GIVEN TASK
Take the data that follows and retype it word for word.

EXTRACTED RECORDS
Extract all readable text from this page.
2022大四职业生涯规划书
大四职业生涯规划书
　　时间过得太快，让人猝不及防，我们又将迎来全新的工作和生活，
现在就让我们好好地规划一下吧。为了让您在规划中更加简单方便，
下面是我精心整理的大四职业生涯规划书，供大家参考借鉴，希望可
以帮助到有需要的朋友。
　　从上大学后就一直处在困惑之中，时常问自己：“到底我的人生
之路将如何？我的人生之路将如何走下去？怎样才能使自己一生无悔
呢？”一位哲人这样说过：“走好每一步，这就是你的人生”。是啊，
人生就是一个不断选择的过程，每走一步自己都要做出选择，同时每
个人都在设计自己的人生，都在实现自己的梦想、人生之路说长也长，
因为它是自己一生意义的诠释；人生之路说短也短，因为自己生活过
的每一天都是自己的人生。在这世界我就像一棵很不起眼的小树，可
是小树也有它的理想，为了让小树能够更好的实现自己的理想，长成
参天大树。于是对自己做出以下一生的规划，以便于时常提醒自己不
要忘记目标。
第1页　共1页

OUTPUT
Extract all readable text from this page.
2022大四职业生涯规划书
大四职业生涯规划书
　　时间过得太快，让人猝不及防，我们又将迎来全新的工作和生活，
现在就让我们好好地规划一下吧。为了让您在规划中更加简单方便，
下面是我精心整理的大四职业生涯规划书，供大家参考借鉴，希望可
以帮助到有需要的朋友。
　　从上大学后就一直处在困惑之中，时常问自己：“到底我的人生
之路将如何？我的人生之路将如何走下去？怎样才能使自己一生无悔
呢？”一位哲人这样说过：“走好每一步，这就是你的人生”。是啊，
人生就是一个不断选择的过程，每走一步自己都要做出选择，同时每
个人都在设计自己的人生，都在实现自己的梦想、人生之路说长也长，
因为它是自己一生意义的诠释；人生之路说短也短，因为自己生活过
的每一天都是自己的人生。在这世界我就像一棵很不起眼的小树，可
是小树也有它的理想，为了让小树能够更好的实现自己的理想，长成
参天大树。于是对自己做出以下一生的规划，以便于时常提醒自己不
要忘记目标。
第1页　共1页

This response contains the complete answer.